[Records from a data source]
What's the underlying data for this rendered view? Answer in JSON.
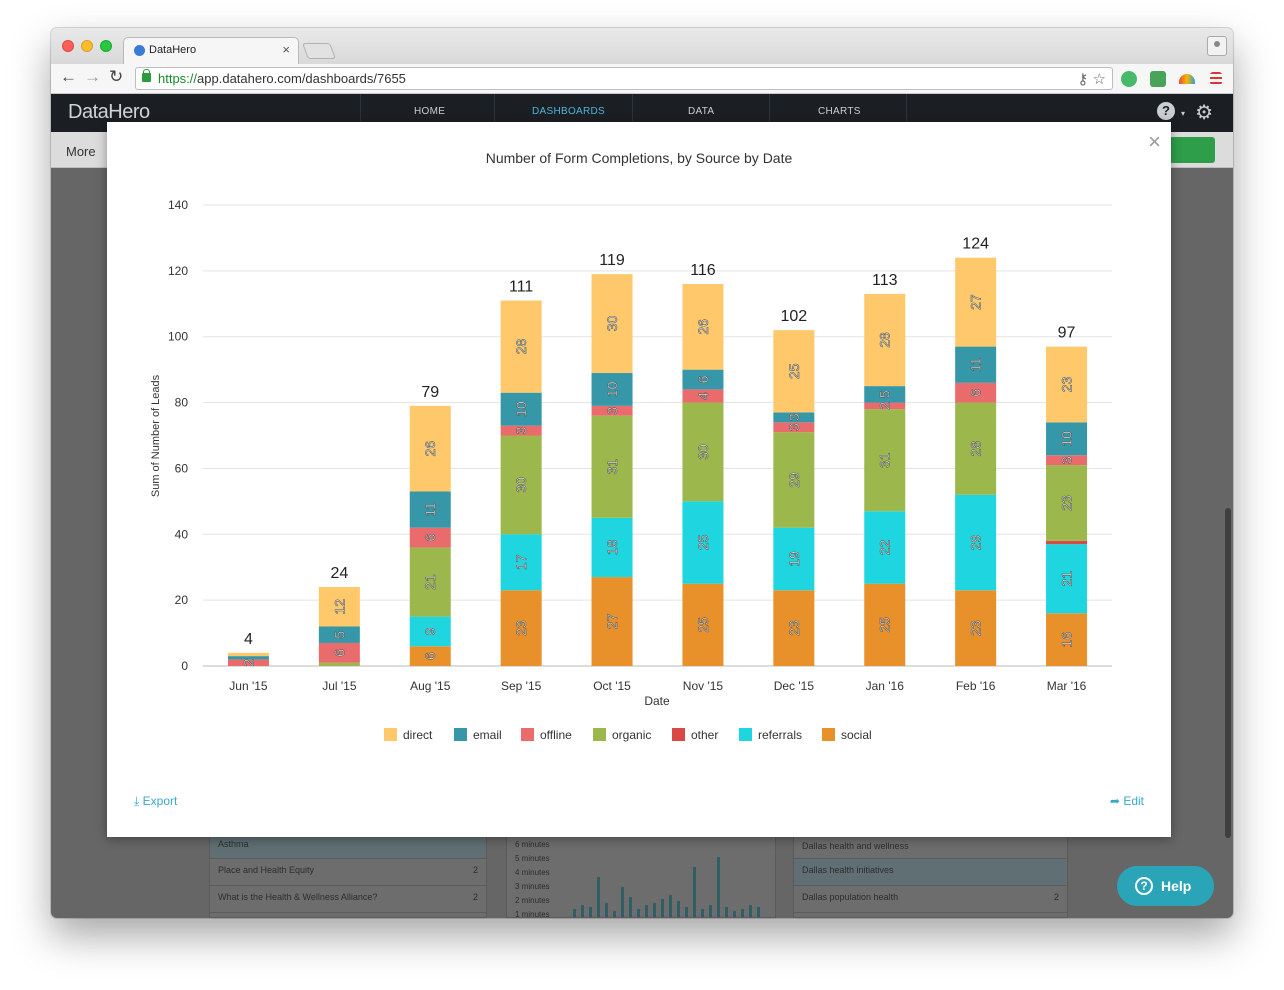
{
  "browser": {
    "tab_title": "DataHero",
    "tab_close": "×",
    "url_scheme": "https://",
    "url_rest": "app.datahero.com/dashboards/7655",
    "back": "←",
    "forward": "→",
    "reload": "↻",
    "key_icon": "⚷",
    "star_icon": "☆"
  },
  "app": {
    "logo": "DataHero",
    "nav": [
      "HOME",
      "DASHBOARDS",
      "DATA",
      "CHARTS"
    ],
    "active_nav": "DASHBOARDS",
    "help_glyph": "?",
    "caret": "▾",
    "gear": "⚙",
    "more": "More"
  },
  "background": {
    "left_rows": [
      {
        "label": "Asthma",
        "value": ""
      },
      {
        "label": "Place and Health Equity",
        "value": "2"
      },
      {
        "label": "What is the Health & Wellness Alliance?",
        "value": "2"
      }
    ],
    "mid_axis": [
      "6 minutes",
      "5 minutes",
      "4 minutes",
      "3 minutes",
      "2 minutes",
      "1 minutes"
    ],
    "right_rows": [
      {
        "label": "Dallas health and wellness",
        "value": ""
      },
      {
        "label": "Dallas health initiatives",
        "value": ""
      },
      {
        "label": "Dallas population health",
        "value": "2"
      }
    ]
  },
  "modal": {
    "close": "×",
    "export_label": "Export",
    "export_icon": "⤓",
    "edit_label": "Edit",
    "edit_icon": "➦"
  },
  "help": {
    "label": "Help",
    "icon": "?"
  },
  "chart_data": {
    "type": "bar",
    "stacked": true,
    "title": "Number of Form Completions, by Source by Date",
    "xlabel": "Date",
    "ylabel": "Sum of Number of Leads",
    "ylim": [
      0,
      140
    ],
    "yticks": [
      0,
      20,
      40,
      60,
      80,
      100,
      120,
      140
    ],
    "legend_position": "bottom",
    "grid": true,
    "categories": [
      "Jun '15",
      "Jul '15",
      "Aug '15",
      "Sep '15",
      "Oct '15",
      "Nov '15",
      "Dec '15",
      "Jan '16",
      "Feb '16",
      "Mar '16"
    ],
    "totals": [
      4,
      24,
      79,
      111,
      119,
      116,
      102,
      113,
      124,
      97
    ],
    "series": [
      {
        "name": "social",
        "color": "#e8902a",
        "values": [
          0,
          0,
          6,
          23,
          27,
          25,
          23,
          25,
          23,
          16
        ]
      },
      {
        "name": "referrals",
        "color": "#1fd6e0",
        "values": [
          0,
          0,
          9,
          17,
          18,
          25,
          19,
          22,
          29,
          21
        ]
      },
      {
        "name": "other",
        "color": "#d94a47",
        "values": [
          0,
          0,
          0,
          0,
          0,
          0,
          0,
          0,
          0,
          1
        ]
      },
      {
        "name": "organic",
        "color": "#9cb84c",
        "values": [
          0,
          1,
          21,
          30,
          31,
          30,
          29,
          31,
          28,
          23
        ]
      },
      {
        "name": "offline",
        "color": "#ea6b6b",
        "values": [
          2,
          6,
          6,
          3,
          3,
          4,
          3,
          2,
          6,
          3
        ]
      },
      {
        "name": "email",
        "color": "#3597a8",
        "values": [
          1,
          5,
          11,
          10,
          10,
          6,
          3,
          5,
          11,
          10
        ]
      },
      {
        "name": "direct",
        "color": "#ffc96b",
        "values": [
          1,
          12,
          26,
          28,
          30,
          26,
          25,
          28,
          27,
          23
        ]
      }
    ],
    "segment_labels": [
      [
        "",
        "",
        "",
        "",
        "2",
        "",
        ""
      ],
      [
        "",
        "",
        "",
        "",
        "6",
        "5",
        "12"
      ],
      [
        "6",
        "9",
        "",
        "21",
        "6",
        "11",
        "26"
      ],
      [
        "23",
        "17",
        "",
        "30",
        "3",
        "10",
        "28"
      ],
      [
        "27",
        "18",
        "",
        "31",
        "3",
        "10",
        "30"
      ],
      [
        "25",
        "25",
        "",
        "30",
        "4",
        "6",
        "26"
      ],
      [
        "23",
        "19",
        "",
        "29",
        "3",
        "3",
        "25"
      ],
      [
        "25",
        "22",
        "",
        "31",
        "2",
        "5",
        "28"
      ],
      [
        "23",
        "29",
        "",
        "28",
        "6",
        "11",
        "27"
      ],
      [
        "16",
        "21",
        "",
        "23",
        "3",
        "10",
        "23"
      ]
    ],
    "legend_order": [
      "direct",
      "email",
      "offline",
      "organic",
      "other",
      "referrals",
      "social"
    ]
  }
}
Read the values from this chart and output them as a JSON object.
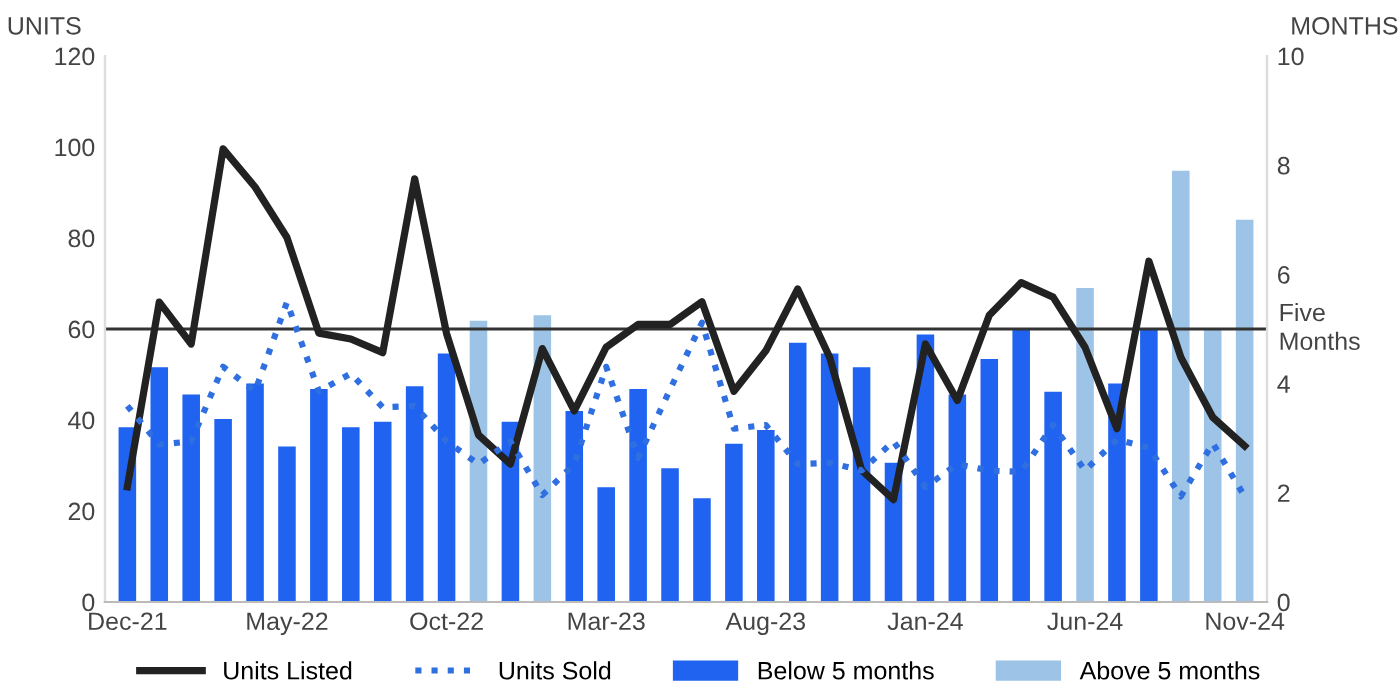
{
  "chart_data": {
    "type": "bar",
    "ylabel": "UNITS",
    "y2label": "MONTHS",
    "categories": [
      "Dec-21",
      null,
      null,
      null,
      null,
      "May-22",
      null,
      null,
      null,
      null,
      "Oct-22",
      null,
      null,
      null,
      null,
      "Mar-23",
      null,
      null,
      null,
      null,
      "Aug-23",
      null,
      null,
      null,
      null,
      "Jan-24",
      null,
      null,
      null,
      null,
      "Jun-24",
      null,
      null,
      null,
      null,
      "Nov-24"
    ],
    "series": [
      {
        "name": "Units Listed",
        "type": "line",
        "line_style": "solid",
        "color": "#222222",
        "values": [
          25.3,
          65.9,
          56.7,
          99.6,
          91.2,
          80.1,
          59.1,
          57.8,
          54.8,
          93,
          59,
          36.7,
          30.3,
          55.7,
          42,
          56,
          61,
          61,
          66,
          46.3,
          55.2,
          68.8,
          53.8,
          29,
          22.5,
          56.7,
          44.3,
          63,
          70.2,
          67,
          56,
          38.1,
          74.9,
          53.8,
          40.6,
          34.3
        ]
      },
      {
        "name": "Units Sold",
        "type": "line",
        "line_style": "dotted",
        "color": "#2f6fe0",
        "values": [
          43.1,
          34.6,
          35.3,
          51.7,
          46.3,
          65.9,
          46.3,
          50.2,
          42.8,
          43.1,
          35.3,
          30.3,
          35.3,
          23.5,
          30.3,
          51.7,
          31.7,
          46.7,
          61.4,
          38.1,
          38.9,
          30.3,
          30.6,
          28.9,
          35.3,
          25.3,
          30.3,
          28.9,
          28.6,
          38.9,
          28.9,
          35.7,
          33.9,
          23.2,
          34.9,
          23.2
        ]
      },
      {
        "name": "Below 5 months",
        "axis": "y2",
        "color": "#1f63f0",
        "values": [
          3.2,
          4.3,
          3.8,
          3.35,
          4.0,
          2.85,
          3.9,
          3.2,
          3.3,
          3.95,
          4.55,
          null,
          3.3,
          null,
          3.5,
          2.1,
          3.9,
          2.45,
          1.9,
          2.9,
          3.15,
          4.75,
          4.55,
          4.3,
          2.55,
          4.9,
          3.8,
          4.45,
          5.0,
          3.85,
          null,
          4.0,
          5.0,
          null,
          null,
          null
        ]
      },
      {
        "name": "Above 5 months",
        "axis": "y2",
        "color": "#9dc3e6",
        "values": [
          null,
          null,
          null,
          null,
          null,
          null,
          null,
          null,
          null,
          null,
          null,
          5.15,
          null,
          5.25,
          null,
          null,
          null,
          null,
          null,
          null,
          null,
          null,
          null,
          null,
          null,
          null,
          null,
          null,
          null,
          null,
          5.75,
          null,
          null,
          7.9,
          5.0,
          7.0
        ]
      }
    ],
    "ylim": [
      0,
      120
    ],
    "yticks": [
      0,
      20,
      40,
      60,
      80,
      100,
      120
    ],
    "y2lim": [
      0,
      10
    ],
    "y2ticks": [
      0,
      2,
      4,
      6,
      8,
      10
    ],
    "ref_lines": [
      {
        "axis": "y2",
        "value": 5,
        "label": "Five\nMonths",
        "color": "#333333",
        "line_style": "solid"
      }
    ],
    "legend": "bottom",
    "grid": false
  }
}
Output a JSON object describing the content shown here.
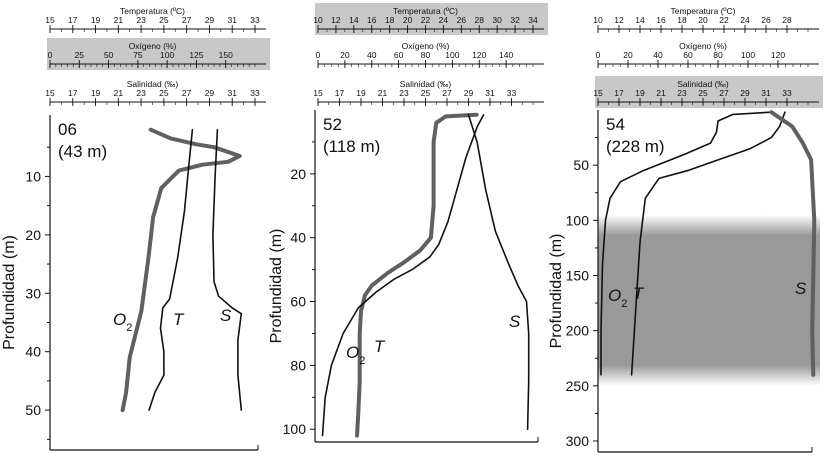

__Exercise requirements__. Say the number of lines in the records above that include the string "ylabel", and no more.

__Written reply__. 2